(Exercise task) Read the lines below. Copy out any that hold the string "from".

───── Data listing

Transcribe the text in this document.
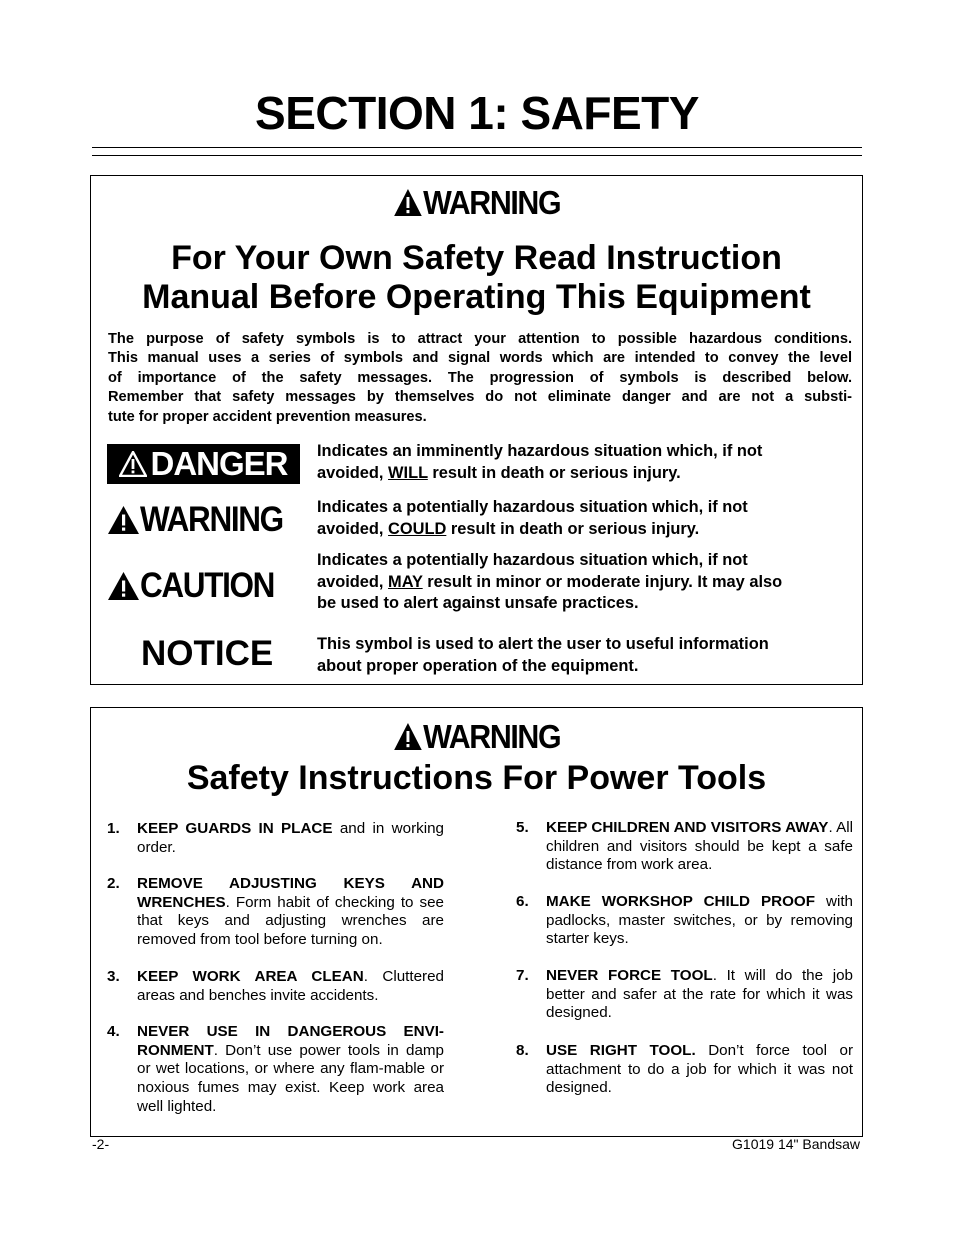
SECTION 1: SAFETY
WARNING
For Your Own Safety Read Instruction
Manual Before Operating This Equipment
The purpose of safety symbols is to attract your attention to possible hazardous conditions.
This manual uses a series of symbols and signal words which are intended to convey the level
of importance of the safety messages. The progression of symbols is described below.
Remember that safety messages by themselves do not eliminate danger and are not a substi-
tute for proper accident prevention measures.
DANGER Indicates an imminently hazardous situation which, if not
avoided, WILL result in death or serious injury.
WARNING Indicates a potentially hazardous situation which, if not
avoided, COULD result in death or serious injury.
CAUTION
Indicates a potentially hazardous situation which, if not
avoided, MAY result in minor or moderate injury. It may also
be used to alert against unsafe practices.
NOTICE	This symbol is used to alert the user to useful information
about proper operation of the equipment.
WARNING
Safety Instructions For Power Tools
1. KEEP GUARDS IN PLACE and in working order.
2. REMOVE ADJUSTING KEYS AND WRENCHES. Form habit of checking to see that keys and adjusting wrenches are removed from tool before turning on.
3. KEEP WORK AREA CLEAN. Cluttered areas and benches invite accidents.
4. NEVER USE IN DANGEROUS ENVI-RONMENT. Don’t use power tools in damp or wet locations, or where any flam-mable or noxious fumes may exist. Keep work area well lighted.
5. KEEP CHILDREN AND VISITORS AWAY. All children and visitors should be kept a safe distance from work area.
6. MAKE WORKSHOP CHILD PROOF with padlocks, master switches, or by removing starter keys.
7. NEVER FORCE TOOL. It will do the job better and safer at the rate for which it was designed.
8. USE RIGHT TOOL. Don’t force tool or attachment to do a job for which it was not designed.
-2-	G1019 14" Bandsaw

──────────

(Finished answer)
2. REMOVE ADJUSTING KEYS AND WRENCHES. Form habit of checking to see that keys and adjusting wrenches are removed from tool before turning on.
5. KEEP CHILDREN AND VISITORS AWAY. All children and visitors should be kept a safe distance from work area.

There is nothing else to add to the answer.